» **Stored rows**:
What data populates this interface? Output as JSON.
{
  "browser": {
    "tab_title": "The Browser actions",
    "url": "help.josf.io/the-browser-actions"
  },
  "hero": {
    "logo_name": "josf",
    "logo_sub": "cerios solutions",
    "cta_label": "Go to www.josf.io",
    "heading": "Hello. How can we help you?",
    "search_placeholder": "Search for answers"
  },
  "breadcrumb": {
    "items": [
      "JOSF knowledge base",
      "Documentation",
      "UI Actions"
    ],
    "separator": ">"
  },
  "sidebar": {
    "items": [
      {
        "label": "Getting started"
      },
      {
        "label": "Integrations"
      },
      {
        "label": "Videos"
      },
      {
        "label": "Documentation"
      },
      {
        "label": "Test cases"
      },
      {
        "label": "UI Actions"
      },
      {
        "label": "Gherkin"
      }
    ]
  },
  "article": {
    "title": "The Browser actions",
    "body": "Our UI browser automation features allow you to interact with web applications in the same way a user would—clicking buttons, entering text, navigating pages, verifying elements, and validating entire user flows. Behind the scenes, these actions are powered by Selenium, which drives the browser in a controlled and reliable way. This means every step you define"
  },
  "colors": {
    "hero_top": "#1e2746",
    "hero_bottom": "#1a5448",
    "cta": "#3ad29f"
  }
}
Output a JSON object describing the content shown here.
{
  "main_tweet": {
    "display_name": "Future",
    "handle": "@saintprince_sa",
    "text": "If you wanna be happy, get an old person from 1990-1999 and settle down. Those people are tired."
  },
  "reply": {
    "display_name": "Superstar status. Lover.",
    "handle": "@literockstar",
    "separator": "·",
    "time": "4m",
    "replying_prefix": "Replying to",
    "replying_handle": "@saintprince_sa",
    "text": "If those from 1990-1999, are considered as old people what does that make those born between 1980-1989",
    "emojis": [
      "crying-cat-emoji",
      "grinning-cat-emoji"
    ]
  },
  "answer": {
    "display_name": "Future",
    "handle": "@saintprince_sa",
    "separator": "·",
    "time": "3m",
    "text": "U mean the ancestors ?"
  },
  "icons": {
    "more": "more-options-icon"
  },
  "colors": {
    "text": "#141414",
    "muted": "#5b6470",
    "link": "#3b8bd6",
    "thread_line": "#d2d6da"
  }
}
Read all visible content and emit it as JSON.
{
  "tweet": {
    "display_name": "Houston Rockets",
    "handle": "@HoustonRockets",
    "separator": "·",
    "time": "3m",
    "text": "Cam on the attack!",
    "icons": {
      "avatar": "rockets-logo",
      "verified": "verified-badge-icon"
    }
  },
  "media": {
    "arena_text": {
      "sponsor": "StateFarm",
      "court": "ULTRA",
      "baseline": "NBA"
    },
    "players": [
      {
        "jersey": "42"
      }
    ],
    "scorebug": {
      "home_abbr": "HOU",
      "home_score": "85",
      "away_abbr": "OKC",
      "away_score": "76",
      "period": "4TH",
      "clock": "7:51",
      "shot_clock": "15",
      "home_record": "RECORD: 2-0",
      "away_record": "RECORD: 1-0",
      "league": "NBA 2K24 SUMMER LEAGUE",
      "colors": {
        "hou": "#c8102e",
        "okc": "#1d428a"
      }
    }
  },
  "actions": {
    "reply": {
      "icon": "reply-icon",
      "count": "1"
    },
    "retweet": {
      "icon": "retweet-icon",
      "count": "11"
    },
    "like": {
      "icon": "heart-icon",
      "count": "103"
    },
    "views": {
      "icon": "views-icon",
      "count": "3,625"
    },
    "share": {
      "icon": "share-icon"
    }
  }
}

» **Given request**:
Return the whole listing exactly.

» **Written response**:
What data populates this interface? Output as JSON.
{
  "browser": {
    "tab_title": "The Browser actions",
    "url": "help.josf.io/the-browser-actions"
  },
  "hero": {
    "logo_name": "josf",
    "logo_sub": "cerios solutions",
    "cta_label": "Go to www.josf.io",
    "heading": "Hello. How can we help you?",
    "search_placeholder": "Search for answers"
  },
  "breadcrumb": {
    "items": [
      "JOSF knowledge base",
      "Documentation",
      "UI Actions"
    ],
    "separator": ">"
  },
  "sidebar": {
    "items": [
      {
        "label": "Getting started"
      },
      {
        "label": "Integrations"
      },
      {
        "label": "Videos"
      },
      {
        "label": "Documentation"
      },
      {
        "label": "Test cases"
      },
      {
        "label": "UI Actions"
      },
      {
        "label": "Gherkin"
      }
    ]
  },
  "article": {
    "title": "The Browser actions",
    "body": "Our UI browser automation features allow you to interact with web applications in the same way a user would—clicking buttons, entering text, navigating pages, verifying elements, and validating entire user flows. Behind the scenes, these actions are powered by Selenium, which drives the browser in a controlled and reliable way. This means every step you define"
  },
  "colors": {
    "hero_top": "#1e2746",
    "hero_bottom": "#1a5448",
    "cta": "#3ad29f"
  }
}
Output a JSON object describing the content shown here.
{
  "main_tweet": {
    "display_name": "Future",
    "handle": "@saintprince_sa",
    "text": "If you wanna be happy, get an old person from 1990-1999 and settle down. Those people are tired."
  },
  "reply": {
    "display_name": "Superstar status. Lover.",
    "handle": "@literockstar",
    "separator": "·",
    "time": "4m",
    "replying_prefix": "Replying to",
    "replying_handle": "@saintprince_sa",
    "text": "If those from 1990-1999, are considered as old people what does that make those born between 1980-1989",
    "emojis": [
      "crying-cat-emoji",
      "grinning-cat-emoji"
    ]
  },
  "answer": {
    "display_name": "Future",
    "handle": "@saintprince_sa",
    "separator": "·",
    "time": "3m",
    "text": "U mean the ancestors ?"
  },
  "icons": {
    "more": "more-options-icon"
  },
  "colors": {
    "text": "#141414",
    "muted": "#5b6470",
    "link": "#3b8bd6",
    "thread_line": "#d2d6da"
  }
}
Read all visible content and emit it as JSON.
{
  "tweet": {
    "display_name": "Houston Rockets",
    "handle": "@HoustonRockets",
    "separator": "·",
    "time": "3m",
    "text": "Cam on the attack!",
    "icons": {
      "avatar": "rockets-logo",
      "verified": "verified-badge-icon"
    }
  },
  "media": {
    "arena_text": {
      "sponsor": "StateFarm",
      "court": "ULTRA",
      "baseline": "NBA"
    },
    "players": [
      {
        "jersey": "42"
      }
    ],
    "scorebug": {
      "home_abbr": "HOU",
      "home_score": "85",
      "away_abbr": "OKC",
      "away_score": "76",
      "period": "4TH",
      "clock": "7:51",
      "shot_clock": "15",
      "home_record": "RECORD: 2-0",
      "away_record": "RECORD: 1-0",
      "league": "NBA 2K24 SUMMER LEAGUE",
      "colors": {
        "hou": "#c8102e",
        "okc": "#1d428a"
      }
    }
  },
  "actions": {
    "reply": {
      "icon": "reply-icon",
      "count": "1"
    },
    "retweet": {
      "icon": "retweet-icon",
      "count": "11"
    },
    "like": {
      "icon": "heart-icon",
      "count": "103"
    },
    "views": {
      "icon": "views-icon",
      "count": "3,625"
    },
    "share": {
      "icon": "share-icon"
    }
  }
}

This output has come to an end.